*** Dataset rows

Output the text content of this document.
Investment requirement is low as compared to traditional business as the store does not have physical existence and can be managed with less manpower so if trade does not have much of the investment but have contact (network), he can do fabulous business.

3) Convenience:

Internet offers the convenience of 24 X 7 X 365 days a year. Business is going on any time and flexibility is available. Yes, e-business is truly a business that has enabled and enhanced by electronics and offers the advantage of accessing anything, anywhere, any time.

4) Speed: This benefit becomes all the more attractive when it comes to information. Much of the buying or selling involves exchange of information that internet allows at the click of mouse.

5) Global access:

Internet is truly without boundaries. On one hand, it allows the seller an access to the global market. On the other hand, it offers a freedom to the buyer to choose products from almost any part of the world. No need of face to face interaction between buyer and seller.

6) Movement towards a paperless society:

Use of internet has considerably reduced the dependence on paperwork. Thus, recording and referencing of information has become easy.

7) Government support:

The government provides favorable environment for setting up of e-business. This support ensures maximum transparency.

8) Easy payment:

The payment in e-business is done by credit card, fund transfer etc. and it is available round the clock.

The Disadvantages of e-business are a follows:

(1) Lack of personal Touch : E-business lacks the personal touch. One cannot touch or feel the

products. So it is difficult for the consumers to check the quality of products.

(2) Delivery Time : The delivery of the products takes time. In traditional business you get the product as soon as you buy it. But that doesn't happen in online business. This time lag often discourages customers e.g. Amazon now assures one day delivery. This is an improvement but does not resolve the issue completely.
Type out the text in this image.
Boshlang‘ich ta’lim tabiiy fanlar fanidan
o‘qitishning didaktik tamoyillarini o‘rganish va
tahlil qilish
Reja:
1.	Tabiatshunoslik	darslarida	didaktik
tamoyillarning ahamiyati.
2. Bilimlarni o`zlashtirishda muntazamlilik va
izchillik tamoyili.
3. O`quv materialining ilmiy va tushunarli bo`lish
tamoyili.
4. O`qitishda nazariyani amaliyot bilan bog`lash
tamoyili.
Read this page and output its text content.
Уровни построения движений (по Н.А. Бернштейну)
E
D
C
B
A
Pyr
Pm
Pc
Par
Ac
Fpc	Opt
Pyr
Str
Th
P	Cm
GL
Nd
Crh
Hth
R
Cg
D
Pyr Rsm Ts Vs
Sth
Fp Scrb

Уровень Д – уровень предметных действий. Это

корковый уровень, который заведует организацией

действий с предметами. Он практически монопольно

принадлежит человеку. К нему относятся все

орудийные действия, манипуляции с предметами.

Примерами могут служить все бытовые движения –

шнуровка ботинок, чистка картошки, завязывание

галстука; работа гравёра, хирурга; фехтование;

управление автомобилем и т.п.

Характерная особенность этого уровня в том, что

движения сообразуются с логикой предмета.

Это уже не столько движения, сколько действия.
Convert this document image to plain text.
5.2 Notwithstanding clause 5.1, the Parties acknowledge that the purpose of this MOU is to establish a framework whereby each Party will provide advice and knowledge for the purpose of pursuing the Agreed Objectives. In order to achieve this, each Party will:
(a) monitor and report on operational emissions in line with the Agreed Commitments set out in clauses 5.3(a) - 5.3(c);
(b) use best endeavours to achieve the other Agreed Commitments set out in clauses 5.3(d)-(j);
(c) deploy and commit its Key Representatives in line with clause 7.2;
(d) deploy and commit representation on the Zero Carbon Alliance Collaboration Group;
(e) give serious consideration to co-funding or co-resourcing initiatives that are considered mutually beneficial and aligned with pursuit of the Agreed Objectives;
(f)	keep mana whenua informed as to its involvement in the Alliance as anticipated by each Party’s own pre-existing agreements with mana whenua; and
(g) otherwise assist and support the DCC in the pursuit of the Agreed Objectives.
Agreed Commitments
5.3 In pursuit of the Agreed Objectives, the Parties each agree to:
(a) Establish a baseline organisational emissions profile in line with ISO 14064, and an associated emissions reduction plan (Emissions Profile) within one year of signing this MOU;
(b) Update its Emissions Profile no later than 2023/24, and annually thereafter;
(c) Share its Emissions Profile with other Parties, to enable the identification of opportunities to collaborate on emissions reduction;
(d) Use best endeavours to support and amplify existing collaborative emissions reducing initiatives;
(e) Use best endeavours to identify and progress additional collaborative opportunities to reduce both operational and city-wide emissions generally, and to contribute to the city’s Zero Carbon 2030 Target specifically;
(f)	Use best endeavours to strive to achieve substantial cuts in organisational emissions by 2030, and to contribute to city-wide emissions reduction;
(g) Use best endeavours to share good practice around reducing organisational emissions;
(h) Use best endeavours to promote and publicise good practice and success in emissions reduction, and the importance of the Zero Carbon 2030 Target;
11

******

> _Written problem_
Please list every line of the records that contains "движения".

> _Full solution_
Примерами могут служить все бытовые движения –
движения сообразуются с логикой предмета.
Это уже не столько движения, сколько действия.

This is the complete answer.